◆ **Brief**
Reproduce each of the lines word for word.
— start of Record excerpts —
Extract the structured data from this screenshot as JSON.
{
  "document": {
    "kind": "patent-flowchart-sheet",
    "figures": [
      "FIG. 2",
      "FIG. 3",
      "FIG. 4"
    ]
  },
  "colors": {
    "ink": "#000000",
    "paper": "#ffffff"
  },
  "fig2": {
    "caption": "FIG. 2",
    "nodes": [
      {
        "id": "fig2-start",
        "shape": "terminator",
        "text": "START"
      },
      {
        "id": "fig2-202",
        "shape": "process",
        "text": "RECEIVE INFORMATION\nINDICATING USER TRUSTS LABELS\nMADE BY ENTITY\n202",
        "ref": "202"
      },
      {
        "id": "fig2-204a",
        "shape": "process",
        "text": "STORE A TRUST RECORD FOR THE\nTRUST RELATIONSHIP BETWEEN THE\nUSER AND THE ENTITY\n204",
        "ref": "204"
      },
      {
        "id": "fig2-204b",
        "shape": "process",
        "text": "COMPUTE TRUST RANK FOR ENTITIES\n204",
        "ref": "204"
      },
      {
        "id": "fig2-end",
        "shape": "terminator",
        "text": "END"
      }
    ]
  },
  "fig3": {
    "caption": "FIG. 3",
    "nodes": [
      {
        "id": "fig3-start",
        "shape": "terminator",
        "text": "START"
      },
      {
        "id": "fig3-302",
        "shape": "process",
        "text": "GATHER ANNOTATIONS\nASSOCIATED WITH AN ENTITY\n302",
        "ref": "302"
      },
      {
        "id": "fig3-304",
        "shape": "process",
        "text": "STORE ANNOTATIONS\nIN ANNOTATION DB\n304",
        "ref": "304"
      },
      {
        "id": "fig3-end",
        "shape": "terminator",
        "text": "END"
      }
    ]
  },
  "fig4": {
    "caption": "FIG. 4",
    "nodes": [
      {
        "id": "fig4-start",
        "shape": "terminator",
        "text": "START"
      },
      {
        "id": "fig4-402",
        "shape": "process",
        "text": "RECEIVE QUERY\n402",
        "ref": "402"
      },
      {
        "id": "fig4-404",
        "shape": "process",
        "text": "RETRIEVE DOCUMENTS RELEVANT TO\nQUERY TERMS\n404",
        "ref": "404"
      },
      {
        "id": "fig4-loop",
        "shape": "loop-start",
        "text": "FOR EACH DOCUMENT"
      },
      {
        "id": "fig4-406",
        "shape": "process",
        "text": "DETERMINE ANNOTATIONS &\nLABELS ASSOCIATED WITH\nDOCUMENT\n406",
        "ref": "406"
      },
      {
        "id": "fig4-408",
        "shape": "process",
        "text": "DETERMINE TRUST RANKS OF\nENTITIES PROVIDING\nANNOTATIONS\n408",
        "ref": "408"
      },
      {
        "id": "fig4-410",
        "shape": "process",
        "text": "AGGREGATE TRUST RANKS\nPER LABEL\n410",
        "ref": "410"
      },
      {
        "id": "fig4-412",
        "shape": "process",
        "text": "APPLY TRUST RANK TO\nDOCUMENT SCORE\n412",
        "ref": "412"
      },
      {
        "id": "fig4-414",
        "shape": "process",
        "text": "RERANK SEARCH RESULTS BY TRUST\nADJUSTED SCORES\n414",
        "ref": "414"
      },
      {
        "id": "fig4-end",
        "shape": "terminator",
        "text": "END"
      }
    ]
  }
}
— end of Record excerpts —
◆ **Solution to the problem**
Extract the structured data from this screenshot as JSON.
{
  "document": {
    "kind": "patent-flowchart-sheet",
    "figures": [
      "FIG. 2",
      "FIG. 3",
      "FIG. 4"
    ]
  },
  "colors": {
    "ink": "#000000",
    "paper": "#ffffff"
  },
  "fig2": {
    "caption": "FIG. 2",
    "nodes": [
      {
        "id": "fig2-start",
        "shape": "terminator",
        "text": "START"
      },
      {
        "id": "fig2-202",
        "shape": "process",
        "text": "RECEIVE INFORMATION\nINDICATING USER TRUSTS LABELS\nMADE BY ENTITY\n202",
        "ref": "202"
      },
      {
        "id": "fig2-204a",
        "shape": "process",
        "text": "STORE A TRUST RECORD FOR THE\nTRUST RELATIONSHIP BETWEEN THE\nUSER AND THE ENTITY\n204",
        "ref": "204"
      },
      {
        "id": "fig2-204b",
        "shape": "process",
        "text": "COMPUTE TRUST RANK FOR ENTITIES\n204",
        "ref": "204"
      },
      {
        "id": "fig2-end",
        "shape": "terminator",
        "text": "END"
      }
    ]
  },
  "fig3": {
    "caption": "FIG. 3",
    "nodes": [
      {
        "id": "fig3-start",
        "shape": "terminator",
        "text": "START"
      },
      {
        "id": "fig3-302",
        "shape": "process",
        "text": "GATHER ANNOTATIONS\nASSOCIATED WITH AN ENTITY\n302",
        "ref": "302"
      },
      {
        "id": "fig3-304",
        "shape": "process",
        "text": "STORE ANNOTATIONS\nIN ANNOTATION DB\n304",
        "ref": "304"
      },
      {
        "id": "fig3-end",
        "shape": "terminator",
        "text": "END"
      }
    ]
  },
  "fig4": {
    "caption": "FIG. 4",
    "nodes": [
      {
        "id": "fig4-start",
        "shape": "terminator",
        "text": "START"
      },
      {
        "id": "fig4-402",
        "shape": "process",
        "text": "RECEIVE QUERY\n402",
        "ref": "402"
      },
      {
        "id": "fig4-404",
        "shape": "process",
        "text": "RETRIEVE DOCUMENTS RELEVANT TO\nQUERY TERMS\n404",
        "ref": "404"
      },
      {
        "id": "fig4-loop",
        "shape": "loop-start",
        "text": "FOR EACH DOCUMENT"
      },
      {
        "id": "fig4-406",
        "shape": "process",
        "text": "DETERMINE ANNOTATIONS &\nLABELS ASSOCIATED WITH\nDOCUMENT\n406",
        "ref": "406"
      },
      {
        "id": "fig4-408",
        "shape": "process",
        "text": "DETERMINE TRUST RANKS OF\nENTITIES PROVIDING\nANNOTATIONS\n408",
        "ref": "408"
      },
      {
        "id": "fig4-410",
        "shape": "process",
        "text": "AGGREGATE TRUST RANKS\nPER LABEL\n410",
        "ref": "410"
      },
      {
        "id": "fig4-412",
        "shape": "process",
        "text": "APPLY TRUST RANK TO\nDOCUMENT SCORE\n412",
        "ref": "412"
      },
      {
        "id": "fig4-414",
        "shape": "process",
        "text": "RERANK SEARCH RESULTS BY TRUST\nADJUSTED SCORES\n414",
        "ref": "414"
      },
      {
        "id": "fig4-end",
        "shape": "terminator",
        "text": "END"
      }
    ]
  }
}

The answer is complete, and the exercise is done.